# SET TASK
Count lines holding the word "value". Only the number is wanted.

---------- EXERCISE INPUTS ----------

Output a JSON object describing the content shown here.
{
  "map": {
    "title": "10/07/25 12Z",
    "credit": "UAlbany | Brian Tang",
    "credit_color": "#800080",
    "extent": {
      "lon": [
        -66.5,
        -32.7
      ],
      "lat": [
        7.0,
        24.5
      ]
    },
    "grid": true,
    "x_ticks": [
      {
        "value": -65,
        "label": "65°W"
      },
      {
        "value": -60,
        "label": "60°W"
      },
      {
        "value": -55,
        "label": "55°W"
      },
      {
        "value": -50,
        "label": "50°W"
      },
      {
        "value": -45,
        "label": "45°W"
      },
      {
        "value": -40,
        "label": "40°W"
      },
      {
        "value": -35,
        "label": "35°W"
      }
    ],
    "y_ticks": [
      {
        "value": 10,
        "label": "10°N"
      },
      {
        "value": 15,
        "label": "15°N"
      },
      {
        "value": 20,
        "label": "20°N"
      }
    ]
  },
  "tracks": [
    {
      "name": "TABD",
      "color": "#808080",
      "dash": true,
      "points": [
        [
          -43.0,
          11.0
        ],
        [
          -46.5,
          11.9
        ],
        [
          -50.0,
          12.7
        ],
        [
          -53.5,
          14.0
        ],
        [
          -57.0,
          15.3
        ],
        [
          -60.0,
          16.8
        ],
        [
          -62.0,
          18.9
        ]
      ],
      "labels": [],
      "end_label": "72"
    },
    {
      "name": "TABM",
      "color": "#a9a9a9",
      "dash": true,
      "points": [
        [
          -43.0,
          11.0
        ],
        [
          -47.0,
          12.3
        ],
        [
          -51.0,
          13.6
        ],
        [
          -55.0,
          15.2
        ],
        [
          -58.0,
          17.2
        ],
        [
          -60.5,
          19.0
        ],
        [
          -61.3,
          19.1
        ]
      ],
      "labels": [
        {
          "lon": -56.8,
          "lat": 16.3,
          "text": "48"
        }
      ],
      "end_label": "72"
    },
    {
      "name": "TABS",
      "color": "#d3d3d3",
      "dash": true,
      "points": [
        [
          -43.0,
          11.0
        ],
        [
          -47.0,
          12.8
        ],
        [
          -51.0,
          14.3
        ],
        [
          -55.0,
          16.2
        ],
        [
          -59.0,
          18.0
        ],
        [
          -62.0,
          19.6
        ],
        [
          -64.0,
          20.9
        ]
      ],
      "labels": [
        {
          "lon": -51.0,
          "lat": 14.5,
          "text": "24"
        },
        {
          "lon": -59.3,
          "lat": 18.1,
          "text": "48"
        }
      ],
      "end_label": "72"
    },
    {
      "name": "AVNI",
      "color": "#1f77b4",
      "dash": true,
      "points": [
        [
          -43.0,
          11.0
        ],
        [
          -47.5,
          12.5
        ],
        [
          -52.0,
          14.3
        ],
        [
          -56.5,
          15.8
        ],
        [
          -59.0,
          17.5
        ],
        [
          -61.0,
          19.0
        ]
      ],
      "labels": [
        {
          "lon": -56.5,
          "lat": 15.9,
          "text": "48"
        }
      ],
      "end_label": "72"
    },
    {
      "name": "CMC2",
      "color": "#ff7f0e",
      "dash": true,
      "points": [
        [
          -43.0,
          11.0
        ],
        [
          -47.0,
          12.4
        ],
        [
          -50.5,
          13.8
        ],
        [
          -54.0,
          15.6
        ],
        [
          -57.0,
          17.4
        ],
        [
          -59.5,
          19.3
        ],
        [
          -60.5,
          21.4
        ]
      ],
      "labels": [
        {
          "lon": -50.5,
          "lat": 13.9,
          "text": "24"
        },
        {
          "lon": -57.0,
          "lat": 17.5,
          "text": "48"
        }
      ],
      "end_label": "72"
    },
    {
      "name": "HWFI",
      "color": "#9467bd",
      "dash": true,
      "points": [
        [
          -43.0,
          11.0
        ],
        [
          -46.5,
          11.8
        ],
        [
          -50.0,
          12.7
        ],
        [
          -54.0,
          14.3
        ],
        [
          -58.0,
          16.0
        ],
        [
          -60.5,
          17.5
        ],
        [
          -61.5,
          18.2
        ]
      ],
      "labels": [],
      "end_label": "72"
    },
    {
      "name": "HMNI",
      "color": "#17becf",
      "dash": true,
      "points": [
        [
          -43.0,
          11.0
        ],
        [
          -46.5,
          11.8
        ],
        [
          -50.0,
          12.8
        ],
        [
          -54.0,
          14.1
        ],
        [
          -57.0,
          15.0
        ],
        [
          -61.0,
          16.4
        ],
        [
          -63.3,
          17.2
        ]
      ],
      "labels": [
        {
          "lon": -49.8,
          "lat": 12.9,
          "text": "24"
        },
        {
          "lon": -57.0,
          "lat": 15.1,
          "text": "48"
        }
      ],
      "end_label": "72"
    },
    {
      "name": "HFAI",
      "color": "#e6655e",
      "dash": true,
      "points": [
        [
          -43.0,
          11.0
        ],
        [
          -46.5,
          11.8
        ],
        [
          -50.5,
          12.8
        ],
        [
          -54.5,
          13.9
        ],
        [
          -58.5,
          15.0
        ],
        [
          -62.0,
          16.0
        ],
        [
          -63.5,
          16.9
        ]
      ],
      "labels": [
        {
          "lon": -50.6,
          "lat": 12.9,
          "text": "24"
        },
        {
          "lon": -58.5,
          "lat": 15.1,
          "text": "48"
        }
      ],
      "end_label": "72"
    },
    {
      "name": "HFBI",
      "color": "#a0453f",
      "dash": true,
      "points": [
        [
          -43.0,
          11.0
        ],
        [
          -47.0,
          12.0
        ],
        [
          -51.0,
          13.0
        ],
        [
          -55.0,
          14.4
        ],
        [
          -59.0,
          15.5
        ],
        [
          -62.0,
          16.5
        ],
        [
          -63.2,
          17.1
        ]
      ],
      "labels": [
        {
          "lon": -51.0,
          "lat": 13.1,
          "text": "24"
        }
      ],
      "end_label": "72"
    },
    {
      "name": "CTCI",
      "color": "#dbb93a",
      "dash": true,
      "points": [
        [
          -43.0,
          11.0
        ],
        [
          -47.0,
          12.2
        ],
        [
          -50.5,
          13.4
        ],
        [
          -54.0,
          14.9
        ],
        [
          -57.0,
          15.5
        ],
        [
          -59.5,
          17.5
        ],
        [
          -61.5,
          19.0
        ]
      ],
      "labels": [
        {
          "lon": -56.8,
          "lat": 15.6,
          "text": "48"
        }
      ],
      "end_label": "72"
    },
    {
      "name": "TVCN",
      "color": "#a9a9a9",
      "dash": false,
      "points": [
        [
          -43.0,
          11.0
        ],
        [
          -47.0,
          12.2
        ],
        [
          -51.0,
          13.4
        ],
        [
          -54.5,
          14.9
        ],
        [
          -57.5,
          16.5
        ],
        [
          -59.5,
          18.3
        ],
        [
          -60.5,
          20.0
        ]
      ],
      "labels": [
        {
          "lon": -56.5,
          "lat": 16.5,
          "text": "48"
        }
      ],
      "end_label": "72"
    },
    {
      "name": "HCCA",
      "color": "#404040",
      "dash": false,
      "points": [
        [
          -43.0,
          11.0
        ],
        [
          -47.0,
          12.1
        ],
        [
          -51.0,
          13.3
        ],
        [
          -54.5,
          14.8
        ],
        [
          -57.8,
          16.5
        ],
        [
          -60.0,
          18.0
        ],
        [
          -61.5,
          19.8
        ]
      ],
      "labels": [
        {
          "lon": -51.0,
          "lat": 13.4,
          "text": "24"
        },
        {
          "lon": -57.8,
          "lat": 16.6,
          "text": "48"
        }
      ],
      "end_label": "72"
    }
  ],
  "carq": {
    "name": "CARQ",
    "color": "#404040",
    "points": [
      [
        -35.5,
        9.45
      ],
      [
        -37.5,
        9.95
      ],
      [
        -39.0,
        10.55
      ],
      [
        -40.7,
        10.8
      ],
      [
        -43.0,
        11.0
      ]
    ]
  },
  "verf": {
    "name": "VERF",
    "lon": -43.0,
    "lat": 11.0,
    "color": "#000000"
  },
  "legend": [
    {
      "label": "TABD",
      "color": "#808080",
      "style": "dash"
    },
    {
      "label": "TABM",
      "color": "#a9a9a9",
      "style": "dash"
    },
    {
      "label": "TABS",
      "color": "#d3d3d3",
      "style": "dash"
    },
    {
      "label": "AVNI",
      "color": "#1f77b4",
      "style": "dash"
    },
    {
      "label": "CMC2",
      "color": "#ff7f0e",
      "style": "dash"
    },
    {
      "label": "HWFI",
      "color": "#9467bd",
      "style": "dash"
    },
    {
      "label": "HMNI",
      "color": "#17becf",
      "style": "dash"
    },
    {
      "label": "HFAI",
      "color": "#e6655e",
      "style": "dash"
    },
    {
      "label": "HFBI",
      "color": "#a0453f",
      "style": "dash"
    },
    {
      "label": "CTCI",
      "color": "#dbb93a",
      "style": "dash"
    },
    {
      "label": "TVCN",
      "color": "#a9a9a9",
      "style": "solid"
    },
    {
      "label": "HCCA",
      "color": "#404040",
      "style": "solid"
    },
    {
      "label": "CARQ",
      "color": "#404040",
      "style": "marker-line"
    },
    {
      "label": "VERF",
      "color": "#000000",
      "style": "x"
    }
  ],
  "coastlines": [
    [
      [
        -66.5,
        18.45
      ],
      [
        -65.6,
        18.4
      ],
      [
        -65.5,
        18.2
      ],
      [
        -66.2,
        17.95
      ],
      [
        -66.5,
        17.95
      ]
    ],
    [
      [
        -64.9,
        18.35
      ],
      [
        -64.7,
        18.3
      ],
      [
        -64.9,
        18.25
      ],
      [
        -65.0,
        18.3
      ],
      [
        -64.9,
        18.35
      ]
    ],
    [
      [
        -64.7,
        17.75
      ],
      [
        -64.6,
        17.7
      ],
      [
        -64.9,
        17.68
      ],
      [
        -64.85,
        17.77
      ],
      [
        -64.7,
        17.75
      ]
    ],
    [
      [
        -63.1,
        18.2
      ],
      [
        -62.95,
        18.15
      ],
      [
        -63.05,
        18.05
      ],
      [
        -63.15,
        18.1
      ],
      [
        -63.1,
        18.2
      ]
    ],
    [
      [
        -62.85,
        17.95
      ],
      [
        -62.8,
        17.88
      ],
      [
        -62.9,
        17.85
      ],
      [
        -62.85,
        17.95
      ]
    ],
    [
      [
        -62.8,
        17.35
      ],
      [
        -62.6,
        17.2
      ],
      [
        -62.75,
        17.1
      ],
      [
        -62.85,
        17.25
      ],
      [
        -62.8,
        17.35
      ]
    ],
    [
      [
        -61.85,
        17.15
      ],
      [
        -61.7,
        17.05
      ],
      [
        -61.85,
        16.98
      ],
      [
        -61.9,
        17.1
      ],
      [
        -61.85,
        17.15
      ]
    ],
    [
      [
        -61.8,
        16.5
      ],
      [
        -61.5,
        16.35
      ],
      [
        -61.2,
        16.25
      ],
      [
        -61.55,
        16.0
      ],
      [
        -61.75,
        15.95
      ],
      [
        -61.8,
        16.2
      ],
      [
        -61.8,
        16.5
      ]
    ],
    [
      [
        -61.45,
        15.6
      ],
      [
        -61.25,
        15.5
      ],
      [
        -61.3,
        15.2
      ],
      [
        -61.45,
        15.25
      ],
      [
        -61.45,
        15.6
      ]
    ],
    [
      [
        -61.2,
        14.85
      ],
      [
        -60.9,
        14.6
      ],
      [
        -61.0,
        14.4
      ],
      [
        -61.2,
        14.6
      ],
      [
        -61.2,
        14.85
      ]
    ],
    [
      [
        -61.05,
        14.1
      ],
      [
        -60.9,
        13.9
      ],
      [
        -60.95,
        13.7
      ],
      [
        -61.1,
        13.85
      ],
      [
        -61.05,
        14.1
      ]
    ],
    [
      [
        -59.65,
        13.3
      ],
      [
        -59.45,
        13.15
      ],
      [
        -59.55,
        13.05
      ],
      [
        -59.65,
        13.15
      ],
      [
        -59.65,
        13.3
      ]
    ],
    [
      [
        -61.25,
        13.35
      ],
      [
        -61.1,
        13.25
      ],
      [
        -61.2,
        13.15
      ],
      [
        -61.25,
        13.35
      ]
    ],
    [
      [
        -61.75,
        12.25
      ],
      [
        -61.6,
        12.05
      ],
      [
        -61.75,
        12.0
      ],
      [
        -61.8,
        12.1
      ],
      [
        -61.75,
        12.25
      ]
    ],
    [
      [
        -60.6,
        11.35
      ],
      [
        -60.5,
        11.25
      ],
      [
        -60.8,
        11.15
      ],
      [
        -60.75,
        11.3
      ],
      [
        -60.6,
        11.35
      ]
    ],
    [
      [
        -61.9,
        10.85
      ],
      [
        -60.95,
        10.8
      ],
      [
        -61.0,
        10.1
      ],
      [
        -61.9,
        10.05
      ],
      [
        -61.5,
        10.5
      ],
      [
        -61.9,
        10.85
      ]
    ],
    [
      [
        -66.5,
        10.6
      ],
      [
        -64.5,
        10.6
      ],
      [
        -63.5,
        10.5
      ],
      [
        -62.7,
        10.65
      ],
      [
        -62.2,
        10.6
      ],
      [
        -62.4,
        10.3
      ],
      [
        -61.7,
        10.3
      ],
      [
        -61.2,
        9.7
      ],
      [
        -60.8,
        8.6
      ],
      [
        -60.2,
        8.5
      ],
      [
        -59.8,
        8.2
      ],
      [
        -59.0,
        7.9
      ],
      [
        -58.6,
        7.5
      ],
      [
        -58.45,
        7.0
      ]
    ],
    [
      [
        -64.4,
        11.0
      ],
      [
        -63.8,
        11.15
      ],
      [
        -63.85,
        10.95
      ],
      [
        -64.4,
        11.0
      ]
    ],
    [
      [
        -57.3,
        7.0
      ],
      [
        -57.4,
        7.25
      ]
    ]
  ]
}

----------

# FINAL ANSWER
10